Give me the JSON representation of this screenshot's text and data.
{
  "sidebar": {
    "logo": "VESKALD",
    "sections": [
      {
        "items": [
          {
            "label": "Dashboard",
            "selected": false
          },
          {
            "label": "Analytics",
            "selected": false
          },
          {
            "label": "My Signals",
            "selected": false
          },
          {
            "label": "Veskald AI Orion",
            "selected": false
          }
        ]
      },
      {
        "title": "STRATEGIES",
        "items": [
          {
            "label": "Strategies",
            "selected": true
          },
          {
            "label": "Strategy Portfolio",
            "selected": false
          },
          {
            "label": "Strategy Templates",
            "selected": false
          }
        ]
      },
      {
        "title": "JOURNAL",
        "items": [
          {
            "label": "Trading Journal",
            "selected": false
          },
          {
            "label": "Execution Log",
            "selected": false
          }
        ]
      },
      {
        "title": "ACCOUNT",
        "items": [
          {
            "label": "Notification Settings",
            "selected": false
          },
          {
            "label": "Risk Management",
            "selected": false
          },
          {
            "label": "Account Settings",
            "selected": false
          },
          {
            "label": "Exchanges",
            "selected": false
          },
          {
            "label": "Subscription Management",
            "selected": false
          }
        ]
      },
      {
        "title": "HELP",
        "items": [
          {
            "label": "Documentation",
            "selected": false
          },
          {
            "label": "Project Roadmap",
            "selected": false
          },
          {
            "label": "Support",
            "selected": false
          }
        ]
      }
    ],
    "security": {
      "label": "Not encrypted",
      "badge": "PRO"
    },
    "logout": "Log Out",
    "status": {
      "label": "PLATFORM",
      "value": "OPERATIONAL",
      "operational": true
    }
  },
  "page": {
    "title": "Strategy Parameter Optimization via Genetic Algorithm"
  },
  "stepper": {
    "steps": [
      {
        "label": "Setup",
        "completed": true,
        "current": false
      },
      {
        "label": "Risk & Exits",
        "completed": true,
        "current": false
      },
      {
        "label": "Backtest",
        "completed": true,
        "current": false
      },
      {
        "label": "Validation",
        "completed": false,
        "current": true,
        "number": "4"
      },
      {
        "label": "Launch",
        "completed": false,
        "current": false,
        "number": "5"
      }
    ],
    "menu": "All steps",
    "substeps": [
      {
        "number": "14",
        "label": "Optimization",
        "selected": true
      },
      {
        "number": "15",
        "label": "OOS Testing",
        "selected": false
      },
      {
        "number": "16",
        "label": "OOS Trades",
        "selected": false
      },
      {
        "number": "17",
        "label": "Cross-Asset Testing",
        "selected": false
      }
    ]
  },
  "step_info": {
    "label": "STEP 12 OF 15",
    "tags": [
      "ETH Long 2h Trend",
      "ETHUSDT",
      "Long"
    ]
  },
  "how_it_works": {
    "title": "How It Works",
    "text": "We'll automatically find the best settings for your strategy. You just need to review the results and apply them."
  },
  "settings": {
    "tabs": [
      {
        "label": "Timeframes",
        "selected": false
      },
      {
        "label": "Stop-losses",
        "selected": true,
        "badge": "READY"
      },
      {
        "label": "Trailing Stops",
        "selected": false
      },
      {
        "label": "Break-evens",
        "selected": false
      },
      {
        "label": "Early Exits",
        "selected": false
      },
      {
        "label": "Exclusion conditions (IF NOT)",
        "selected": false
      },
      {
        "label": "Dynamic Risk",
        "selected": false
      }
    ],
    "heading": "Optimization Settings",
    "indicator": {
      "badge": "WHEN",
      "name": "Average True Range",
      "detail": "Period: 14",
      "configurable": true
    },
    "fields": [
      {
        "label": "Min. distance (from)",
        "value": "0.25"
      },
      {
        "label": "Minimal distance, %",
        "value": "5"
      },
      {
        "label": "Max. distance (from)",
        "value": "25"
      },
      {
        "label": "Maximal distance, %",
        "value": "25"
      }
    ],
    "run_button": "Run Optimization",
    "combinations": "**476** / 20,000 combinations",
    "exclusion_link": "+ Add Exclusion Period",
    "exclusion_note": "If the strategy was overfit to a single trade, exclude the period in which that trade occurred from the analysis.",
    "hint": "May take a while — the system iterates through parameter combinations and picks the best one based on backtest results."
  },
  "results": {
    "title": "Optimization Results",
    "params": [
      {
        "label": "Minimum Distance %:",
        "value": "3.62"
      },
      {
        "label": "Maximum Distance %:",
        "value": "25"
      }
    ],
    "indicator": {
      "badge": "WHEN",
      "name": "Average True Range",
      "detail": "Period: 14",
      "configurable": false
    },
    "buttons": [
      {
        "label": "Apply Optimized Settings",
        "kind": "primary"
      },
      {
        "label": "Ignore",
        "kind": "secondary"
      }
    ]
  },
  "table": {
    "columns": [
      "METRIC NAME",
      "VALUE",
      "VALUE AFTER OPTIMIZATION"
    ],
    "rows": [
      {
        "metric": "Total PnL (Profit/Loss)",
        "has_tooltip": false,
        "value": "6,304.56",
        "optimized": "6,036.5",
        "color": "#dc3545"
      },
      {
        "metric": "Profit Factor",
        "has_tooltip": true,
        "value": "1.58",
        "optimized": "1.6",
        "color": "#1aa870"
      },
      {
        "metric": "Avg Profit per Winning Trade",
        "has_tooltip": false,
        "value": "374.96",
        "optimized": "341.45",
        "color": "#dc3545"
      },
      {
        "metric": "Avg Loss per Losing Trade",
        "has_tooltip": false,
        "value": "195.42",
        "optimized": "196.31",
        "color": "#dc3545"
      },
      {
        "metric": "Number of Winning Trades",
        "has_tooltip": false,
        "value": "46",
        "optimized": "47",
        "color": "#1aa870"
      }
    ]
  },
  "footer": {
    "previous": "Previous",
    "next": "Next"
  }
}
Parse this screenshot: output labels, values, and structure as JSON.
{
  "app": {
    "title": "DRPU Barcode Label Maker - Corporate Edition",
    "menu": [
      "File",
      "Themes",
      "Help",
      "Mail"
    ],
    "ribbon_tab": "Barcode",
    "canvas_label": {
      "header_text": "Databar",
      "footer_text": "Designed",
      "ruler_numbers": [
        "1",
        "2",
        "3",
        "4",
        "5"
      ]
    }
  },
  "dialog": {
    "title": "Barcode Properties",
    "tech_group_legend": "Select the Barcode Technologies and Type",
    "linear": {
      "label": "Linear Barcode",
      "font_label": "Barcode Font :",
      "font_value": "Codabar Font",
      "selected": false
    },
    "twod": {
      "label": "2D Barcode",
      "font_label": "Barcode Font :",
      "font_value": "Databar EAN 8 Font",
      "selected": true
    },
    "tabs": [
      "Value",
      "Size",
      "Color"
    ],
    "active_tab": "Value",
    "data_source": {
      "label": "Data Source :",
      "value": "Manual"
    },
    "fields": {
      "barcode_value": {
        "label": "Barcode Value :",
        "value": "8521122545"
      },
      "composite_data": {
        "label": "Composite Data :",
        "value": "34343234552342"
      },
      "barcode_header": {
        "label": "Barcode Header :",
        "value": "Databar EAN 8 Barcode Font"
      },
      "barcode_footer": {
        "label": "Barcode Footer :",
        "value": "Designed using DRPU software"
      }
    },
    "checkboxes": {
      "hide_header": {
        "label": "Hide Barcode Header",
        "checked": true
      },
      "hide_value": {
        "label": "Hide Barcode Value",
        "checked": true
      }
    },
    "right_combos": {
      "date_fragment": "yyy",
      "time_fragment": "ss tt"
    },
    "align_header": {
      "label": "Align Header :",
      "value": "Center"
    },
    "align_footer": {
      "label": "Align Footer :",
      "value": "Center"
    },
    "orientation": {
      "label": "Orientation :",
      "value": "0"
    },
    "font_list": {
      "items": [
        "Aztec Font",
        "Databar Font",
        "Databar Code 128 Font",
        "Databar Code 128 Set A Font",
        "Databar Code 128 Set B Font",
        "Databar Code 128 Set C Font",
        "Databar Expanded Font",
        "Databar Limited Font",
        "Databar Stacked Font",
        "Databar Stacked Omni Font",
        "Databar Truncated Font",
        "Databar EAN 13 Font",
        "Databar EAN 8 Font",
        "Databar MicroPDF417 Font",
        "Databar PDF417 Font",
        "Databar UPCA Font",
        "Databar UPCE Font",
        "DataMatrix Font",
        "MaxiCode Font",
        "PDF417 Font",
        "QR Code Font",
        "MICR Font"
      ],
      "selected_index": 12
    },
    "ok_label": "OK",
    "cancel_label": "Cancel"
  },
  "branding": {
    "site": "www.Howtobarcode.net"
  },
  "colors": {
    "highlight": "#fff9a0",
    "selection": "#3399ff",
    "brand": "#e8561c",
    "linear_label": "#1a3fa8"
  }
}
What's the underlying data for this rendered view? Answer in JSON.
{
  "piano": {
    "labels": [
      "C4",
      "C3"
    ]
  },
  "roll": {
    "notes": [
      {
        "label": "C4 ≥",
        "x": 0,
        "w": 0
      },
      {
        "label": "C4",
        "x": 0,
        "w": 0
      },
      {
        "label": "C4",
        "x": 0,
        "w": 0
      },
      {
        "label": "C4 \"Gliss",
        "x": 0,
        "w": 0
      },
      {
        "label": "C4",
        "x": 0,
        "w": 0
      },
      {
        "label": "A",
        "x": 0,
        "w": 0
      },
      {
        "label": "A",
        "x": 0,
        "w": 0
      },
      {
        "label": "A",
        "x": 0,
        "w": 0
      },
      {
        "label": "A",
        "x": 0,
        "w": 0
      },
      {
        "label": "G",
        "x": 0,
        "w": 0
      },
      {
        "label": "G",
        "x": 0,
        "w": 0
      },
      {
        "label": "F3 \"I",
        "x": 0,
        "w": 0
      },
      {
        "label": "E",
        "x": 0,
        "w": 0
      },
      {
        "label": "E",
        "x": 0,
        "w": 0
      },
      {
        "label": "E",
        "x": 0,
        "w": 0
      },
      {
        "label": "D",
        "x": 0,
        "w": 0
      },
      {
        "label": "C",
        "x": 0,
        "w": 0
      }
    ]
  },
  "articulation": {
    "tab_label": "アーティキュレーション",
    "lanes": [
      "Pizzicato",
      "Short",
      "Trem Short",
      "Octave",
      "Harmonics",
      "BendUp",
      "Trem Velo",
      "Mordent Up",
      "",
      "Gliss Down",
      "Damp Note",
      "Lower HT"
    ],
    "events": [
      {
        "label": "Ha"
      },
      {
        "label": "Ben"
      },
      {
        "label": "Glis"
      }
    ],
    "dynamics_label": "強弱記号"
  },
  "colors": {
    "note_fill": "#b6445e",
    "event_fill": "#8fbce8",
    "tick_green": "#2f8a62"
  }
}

________________

#### Task objective
From the listing above, pick out each line where the word "best" appears.

#### Written answer
    "text": "We'll automatically find the best settings for your strategy. You just need to review the results and apply them."
    "hint": "May take a while — the system iterates through parameter combinations and picks the best one based on backtest results."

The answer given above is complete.